- Exercise instructions:
Reproduce the lines of the records below without any change, beginning with the line that contains "colorbar-tick-label: -5 <box>214" and ending after the line that contains "landmass-africa <box>763 707 834 855</box>".
— START OF Data for this task —
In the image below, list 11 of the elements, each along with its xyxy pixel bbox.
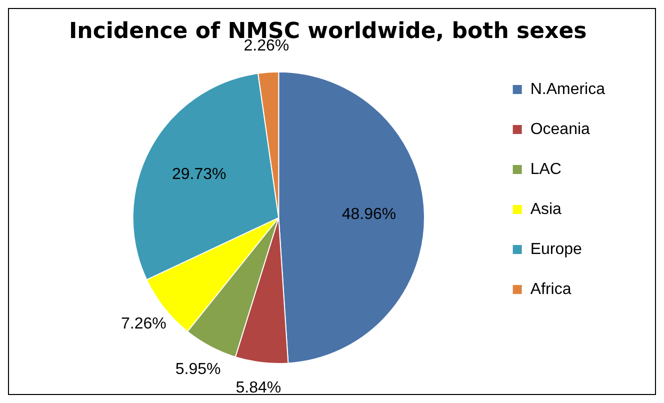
data-label: 29.73% (172, 166, 226, 184)
data-label: 7.26% (121, 315, 166, 332)
data-label: 48.96% (342, 206, 396, 224)
data-label: 5.84% (236, 380, 282, 397)
legend-label: Africa (530, 280, 572, 298)
data-label: 5.95% (175, 360, 221, 378)
legend-label: Europe (530, 240, 582, 258)
legend-label: LAC (530, 160, 562, 178)
legend-label: Asia (530, 200, 562, 218)
legend-label: N.America (530, 80, 606, 98)
legend-label: Oceania (530, 120, 590, 138)
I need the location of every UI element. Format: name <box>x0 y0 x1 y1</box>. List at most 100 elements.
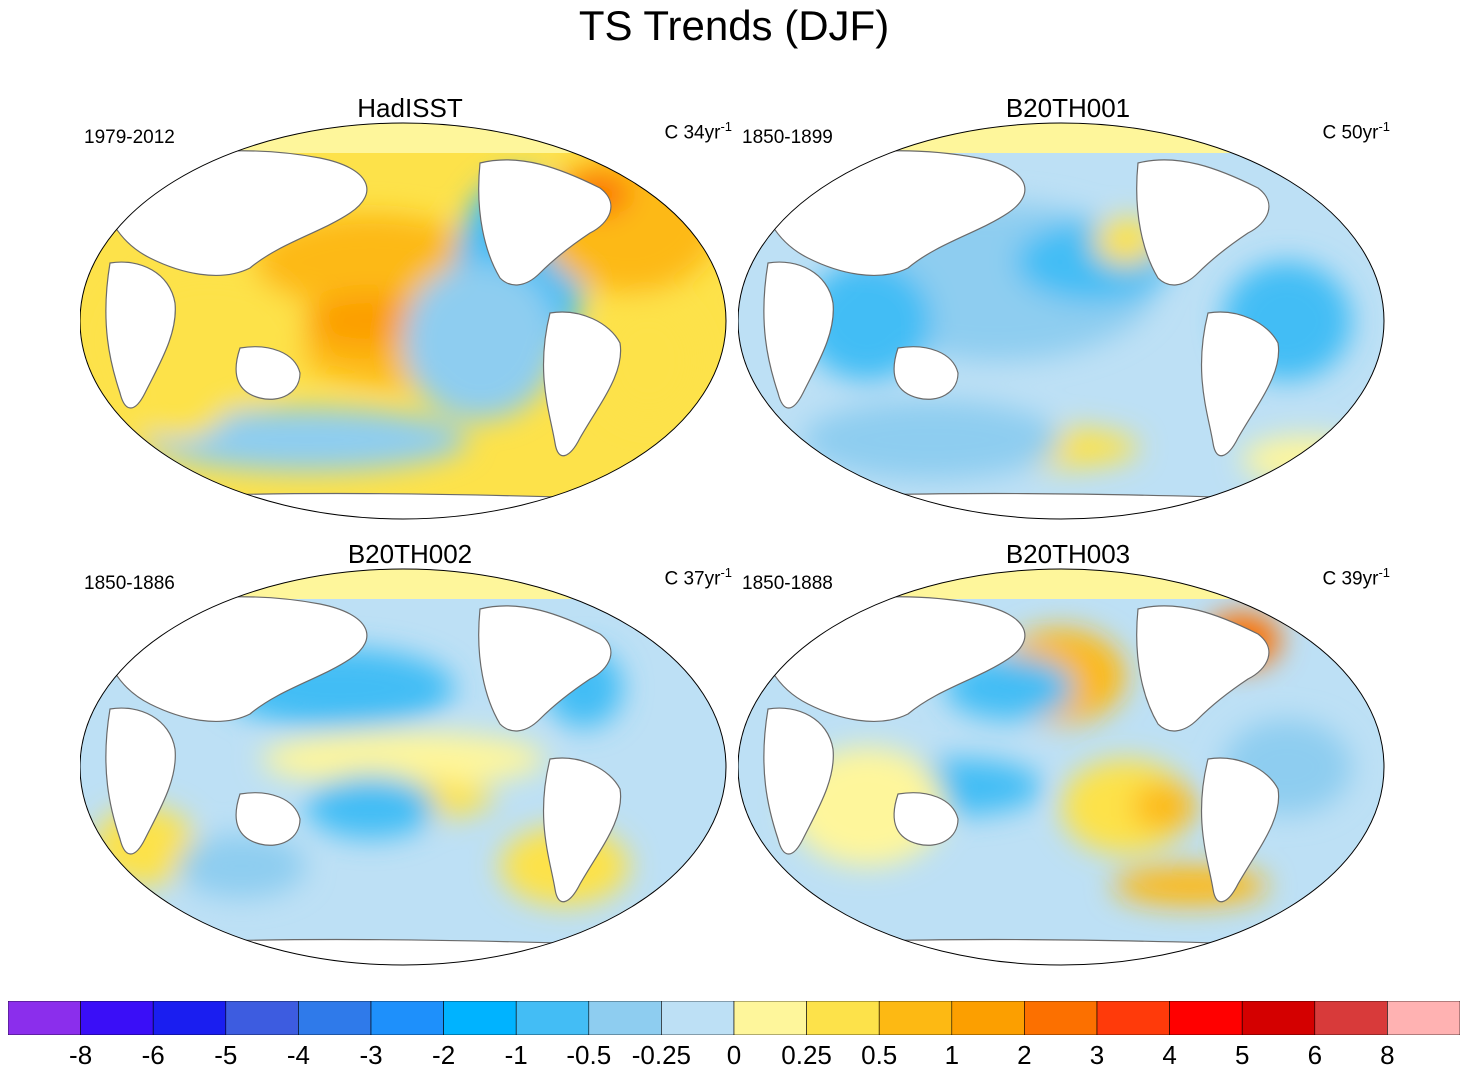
colorbar-tick-label: -5 <box>214 1040 238 1070</box>
colorbar-tick-label: 4 <box>1162 1040 1177 1070</box>
colorbar-swatch <box>1096 1001 1170 1035</box>
map-b20th002 <box>80 568 727 966</box>
landmass-africa <box>763 707 834 855</box>
panel-title: B20TH003 <box>1005 539 1131 569</box>
anomaly-region <box>1132 782 1197 831</box>
landmass-greenland <box>1297 151 1342 193</box>
colorbar-swatch <box>1169 1001 1243 1035</box>
units-label: C 34yr-1 <box>664 119 732 144</box>
landmass-australia <box>235 346 301 400</box>
colorbar-tick-label: 3 <box>1089 1040 1105 1070</box>
colorbar-swatch <box>1387 1001 1460 1035</box>
panel-title: B20TH002 <box>347 539 473 569</box>
colorbar-swatch <box>806 1001 880 1035</box>
period-label: 1850-1899 <box>742 127 833 148</box>
arctic-region <box>80 569 726 599</box>
map-panel-hadisst: HadISST 1979-2012 C 34yr-1 <box>80 93 740 543</box>
landmass-north-america <box>478 605 612 732</box>
arctic-region <box>738 123 1384 153</box>
colorbar-swatch <box>733 1001 807 1035</box>
period-label: 1850-1886 <box>84 573 175 594</box>
colorbar-tick-label: 8 <box>1380 1040 1395 1070</box>
landmass-south-america <box>542 311 622 457</box>
anomaly-region <box>306 293 436 349</box>
anomaly-region <box>176 834 307 898</box>
landmass-north-america <box>1136 159 1270 286</box>
landmass-north-america <box>1136 605 1270 732</box>
units-label: C 39yr-1 <box>1322 565 1390 590</box>
colorbar-tick-label: -1 <box>504 1040 528 1070</box>
landmass-antarctica <box>738 492 1384 519</box>
map-panel-b20th001: B20TH001 1850-1899 C 50yr-1 <box>738 93 1398 543</box>
landmass-south-america <box>542 757 622 903</box>
colorbar-swatch <box>225 1001 299 1035</box>
map-panel-b20th003: B20TH003 1850-1888 C 39yr-1 <box>738 539 1398 989</box>
landmass-greenland <box>639 597 684 639</box>
map-b20th001 <box>738 122 1385 520</box>
anomaly-region <box>260 731 546 787</box>
colorbar-swatch <box>588 1001 662 1035</box>
map-b20th003 <box>738 568 1385 966</box>
colorbar-swatch <box>443 1001 517 1035</box>
landmass-greenland <box>639 151 684 193</box>
colorbar <box>8 1001 1460 1035</box>
landmass-south-america <box>1200 311 1280 457</box>
map-panel-b20th002: B20TH002 1850-1886 C 37yr-1 <box>80 539 740 989</box>
colorbar-swatch <box>878 1001 953 1035</box>
colorbar-tick-label: 1 <box>944 1040 960 1070</box>
map-border <box>738 568 1385 966</box>
anomaly-region <box>144 408 468 472</box>
colorbar-swatch <box>661 1001 735 1035</box>
colorbar-tick-label: 6 <box>1307 1040 1323 1070</box>
colorbar-tick-label: 2 <box>1017 1040 1032 1070</box>
landmass-antarctica <box>80 938 726 965</box>
arctic-region <box>80 123 726 153</box>
colorbar-tick-label: -4 <box>286 1040 310 1070</box>
landmass-greenland <box>1297 597 1342 639</box>
anomaly-region <box>802 400 1061 480</box>
colorbar-swatch <box>298 1001 372 1035</box>
landmass-africa <box>105 261 176 409</box>
colorbar-tick-label: 0 <box>726 1040 742 1070</box>
colorbar-swatch <box>152 1001 227 1035</box>
anomaly-region <box>1061 759 1191 855</box>
panel-title: B20TH001 <box>1005 93 1131 123</box>
colorbar-swatch <box>1241 1001 1316 1035</box>
colorbar-swatch <box>951 1001 1025 1035</box>
map-hadisst <box>80 122 727 520</box>
anomaly-region <box>596 301 701 420</box>
units-label: C 37yr-1 <box>664 565 732 590</box>
panel-title: HadISST <box>357 93 463 123</box>
landmass-north-america <box>478 159 612 286</box>
colorbar-swatch <box>8 1001 81 1035</box>
colorbar-tick-label: 0.25 <box>781 1040 832 1070</box>
colorbar-tick-label: -3 <box>359 1040 383 1070</box>
period-label: 1850-1888 <box>742 573 833 594</box>
units-label: C 50yr-1 <box>1322 119 1390 144</box>
landmass-south-america <box>1200 757 1280 903</box>
map-border <box>80 122 727 520</box>
colorbar-tick-label: -2 <box>432 1040 456 1070</box>
colorbar-swatch <box>1024 1001 1098 1035</box>
landmass-antarctica <box>738 938 1384 965</box>
anomaly-region <box>306 774 436 839</box>
landmass-africa <box>105 707 176 855</box>
arctic-region <box>738 569 1384 599</box>
colorbar-swatch <box>370 1001 444 1035</box>
colorbar-tick-label: -8 <box>69 1040 93 1070</box>
figure-title: TS Trends (DJF) <box>578 2 890 49</box>
period-label: 1979-2012 <box>84 127 175 148</box>
colorbar-tick-label: 5 <box>1234 1040 1250 1070</box>
landmass-africa <box>763 261 834 409</box>
map-border <box>80 568 727 966</box>
anomaly-region <box>403 261 559 420</box>
colorbar-tick-label: 0.5 <box>861 1040 898 1070</box>
landmass-australia <box>893 792 959 846</box>
landmass-australia <box>235 792 301 846</box>
landmass-australia <box>893 346 959 400</box>
map-border <box>738 122 1385 520</box>
landmass-antarctica <box>80 492 726 519</box>
colorbar-tick-label: -6 <box>141 1040 165 1070</box>
colorbar-tick-label: -0.5 <box>566 1040 612 1070</box>
colorbar-tick-label: -0.25 <box>631 1040 692 1070</box>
— END OF Data for this task —
- Task response:
colorbar-tick-label: -5 <box>214 1040 238 1070</box>
colorbar-tick-label: 4 <box>1162 1040 1177 1070</box>
colorbar-swatch <box>1096 1001 1170 1035</box>
map-b20th002 <box>80 568 727 966</box>
landmass-africa <box>763 707 834 855</box>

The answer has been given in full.